WHAT TO WORK ON:
Write out all of the entries exactly, please.

------ LISTING

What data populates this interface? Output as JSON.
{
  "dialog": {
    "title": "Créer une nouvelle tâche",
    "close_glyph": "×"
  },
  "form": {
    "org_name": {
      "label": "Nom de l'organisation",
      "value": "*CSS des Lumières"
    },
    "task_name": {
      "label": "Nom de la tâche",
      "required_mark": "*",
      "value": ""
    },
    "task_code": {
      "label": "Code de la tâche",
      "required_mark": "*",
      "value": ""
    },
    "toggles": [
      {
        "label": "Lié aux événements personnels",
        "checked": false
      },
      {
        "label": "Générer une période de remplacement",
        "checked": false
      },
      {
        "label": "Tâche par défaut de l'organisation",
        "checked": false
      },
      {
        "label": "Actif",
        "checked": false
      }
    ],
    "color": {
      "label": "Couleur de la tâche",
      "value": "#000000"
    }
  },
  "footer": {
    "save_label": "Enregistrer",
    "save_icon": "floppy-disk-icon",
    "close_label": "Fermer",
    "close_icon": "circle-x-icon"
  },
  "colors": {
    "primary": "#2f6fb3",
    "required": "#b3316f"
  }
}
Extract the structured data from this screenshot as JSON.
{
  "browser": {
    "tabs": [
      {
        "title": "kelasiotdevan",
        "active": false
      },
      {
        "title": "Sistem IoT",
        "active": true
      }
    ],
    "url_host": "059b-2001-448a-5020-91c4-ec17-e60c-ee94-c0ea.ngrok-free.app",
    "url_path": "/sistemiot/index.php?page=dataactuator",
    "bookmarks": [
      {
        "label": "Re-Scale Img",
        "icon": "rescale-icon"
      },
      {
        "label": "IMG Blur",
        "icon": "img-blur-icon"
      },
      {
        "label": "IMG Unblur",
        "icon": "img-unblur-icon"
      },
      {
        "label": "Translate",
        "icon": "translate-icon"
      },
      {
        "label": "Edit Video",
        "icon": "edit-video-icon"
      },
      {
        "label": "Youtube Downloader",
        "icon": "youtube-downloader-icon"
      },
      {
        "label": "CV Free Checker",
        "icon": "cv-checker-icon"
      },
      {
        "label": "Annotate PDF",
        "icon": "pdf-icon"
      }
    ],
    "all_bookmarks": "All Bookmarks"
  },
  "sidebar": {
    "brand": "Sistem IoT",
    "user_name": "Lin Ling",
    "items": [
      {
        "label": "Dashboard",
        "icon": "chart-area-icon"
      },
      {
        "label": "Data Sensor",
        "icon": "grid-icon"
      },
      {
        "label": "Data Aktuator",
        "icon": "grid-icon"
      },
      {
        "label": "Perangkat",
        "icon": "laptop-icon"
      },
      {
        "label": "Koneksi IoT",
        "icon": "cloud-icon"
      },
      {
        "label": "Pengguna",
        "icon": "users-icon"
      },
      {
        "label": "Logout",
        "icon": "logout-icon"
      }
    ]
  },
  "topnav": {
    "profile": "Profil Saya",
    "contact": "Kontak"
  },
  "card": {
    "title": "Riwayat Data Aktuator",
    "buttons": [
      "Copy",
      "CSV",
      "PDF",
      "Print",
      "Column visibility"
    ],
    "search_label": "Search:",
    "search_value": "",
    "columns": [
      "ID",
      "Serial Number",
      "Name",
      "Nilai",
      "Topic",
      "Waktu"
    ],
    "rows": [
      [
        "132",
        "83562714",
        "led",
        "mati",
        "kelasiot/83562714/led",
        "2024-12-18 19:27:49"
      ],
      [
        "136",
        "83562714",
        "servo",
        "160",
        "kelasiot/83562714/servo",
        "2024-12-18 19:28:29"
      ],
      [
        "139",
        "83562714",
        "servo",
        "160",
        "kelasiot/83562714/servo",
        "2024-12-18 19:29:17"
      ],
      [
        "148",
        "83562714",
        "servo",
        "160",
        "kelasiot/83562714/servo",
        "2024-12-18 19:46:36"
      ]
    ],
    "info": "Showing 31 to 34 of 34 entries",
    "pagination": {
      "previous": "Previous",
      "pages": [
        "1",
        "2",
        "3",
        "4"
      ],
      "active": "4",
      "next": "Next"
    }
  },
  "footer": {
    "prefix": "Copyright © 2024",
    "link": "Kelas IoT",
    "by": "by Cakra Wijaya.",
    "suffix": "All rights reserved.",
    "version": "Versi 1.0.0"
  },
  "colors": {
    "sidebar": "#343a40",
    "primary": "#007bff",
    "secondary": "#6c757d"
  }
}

------------

PROBLEM SOLUTION:
What data populates this interface? Output as JSON.
{
  "dialog": {
    "title": "Créer une nouvelle tâche",
    "close_glyph": "×"
  },
  "form": {
    "org_name": {
      "label": "Nom de l'organisation",
      "value": "*CSS des Lumières"
    },
    "task_name": {
      "label": "Nom de la tâche",
      "required_mark": "*",
      "value": ""
    },
    "task_code": {
      "label": "Code de la tâche",
      "required_mark": "*",
      "value": ""
    },
    "toggles": [
      {
        "label": "Lié aux événements personnels",
        "checked": false
      },
      {
        "label": "Générer une période de remplacement",
        "checked": false
      },
      {
        "label": "Tâche par défaut de l'organisation",
        "checked": false
      },
      {
        "label": "Actif",
        "checked": false
      }
    ],
    "color": {
      "label": "Couleur de la tâche",
      "value": "#000000"
    }
  },
  "footer": {
    "save_label": "Enregistrer",
    "save_icon": "floppy-disk-icon",
    "close_label": "Fermer",
    "close_icon": "circle-x-icon"
  },
  "colors": {
    "primary": "#2f6fb3",
    "required": "#b3316f"
  }
}
Extract the structured data from this screenshot as JSON.
{
  "browser": {
    "tabs": [
      {
        "title": "kelasiotdevan",
        "active": false
      },
      {
        "title": "Sistem IoT",
        "active": true
      }
    ],
    "url_host": "059b-2001-448a-5020-91c4-ec17-e60c-ee94-c0ea.ngrok-free.app",
    "url_path": "/sistemiot/index.php?page=dataactuator",
    "bookmarks": [
      {
        "label": "Re-Scale Img",
        "icon": "rescale-icon"
      },
      {
        "label": "IMG Blur",
        "icon": "img-blur-icon"
      },
      {
        "label": "IMG Unblur",
        "icon": "img-unblur-icon"
      },
      {
        "label": "Translate",
        "icon": "translate-icon"
      },
      {
        "label": "Edit Video",
        "icon": "edit-video-icon"
      },
      {
        "label": "Youtube Downloader",
        "icon": "youtube-downloader-icon"
      },
      {
        "label": "CV Free Checker",
        "icon": "cv-checker-icon"
      },
      {
        "label": "Annotate PDF",
        "icon": "pdf-icon"
      }
    ],
    "all_bookmarks": "All Bookmarks"
  },
  "sidebar": {
    "brand": "Sistem IoT",
    "user_name": "Lin Ling",
    "items": [
      {
        "label": "Dashboard",
        "icon": "chart-area-icon"
      },
      {
        "label": "Data Sensor",
        "icon": "grid-icon"
      },
      {
        "label": "Data Aktuator",
        "icon": "grid-icon"
      },
      {
        "label": "Perangkat",
        "icon": "laptop-icon"
      },
      {
        "label": "Koneksi IoT",
        "icon": "cloud-icon"
      },
      {
        "label": "Pengguna",
        "icon": "users-icon"
      },
      {
        "label": "Logout",
        "icon": "logout-icon"
      }
    ]
  },
  "topnav": {
    "profile": "Profil Saya",
    "contact": "Kontak"
  },
  "card": {
    "title": "Riwayat Data Aktuator",
    "buttons": [
      "Copy",
      "CSV",
      "PDF",
      "Print",
      "Column visibility"
    ],
    "search_label": "Search:",
    "search_value": "",
    "columns": [
      "ID",
      "Serial Number",
      "Name",
      "Nilai",
      "Topic",
      "Waktu"
    ],
    "rows": [
      [
        "132",
        "83562714",
        "led",
        "mati",
        "kelasiot/83562714/led",
        "2024-12-18 19:27:49"
      ],
      [
        "136",
        "83562714",
        "servo",
        "160",
        "kelasiot/83562714/servo",
        "2024-12-18 19:28:29"
      ],
      [
        "139",
        "83562714",
        "servo",
        "160",
        "kelasiot/83562714/servo",
        "2024-12-18 19:29:17"
      ],
      [
        "148",
        "83562714",
        "servo",
        "160",
        "kelasiot/83562714/servo",
        "2024-12-18 19:46:36"
      ]
    ],
    "info": "Showing 31 to 34 of 34 entries",
    "pagination": {
      "previous": "Previous",
      "pages": [
        "1",
        "2",
        "3",
        "4"
      ],
      "active": "4",
      "next": "Next"
    }
  },
  "footer": {
    "prefix": "Copyright © 2024",
    "link": "Kelas IoT",
    "by": "by Cakra Wijaya.",
    "suffix": "All rights reserved.",
    "version": "Versi 1.0.0"
  },
  "colors": {
    "sidebar": "#343a40",
    "primary": "#007bff",
    "secondary": "#6c757d"
  }
}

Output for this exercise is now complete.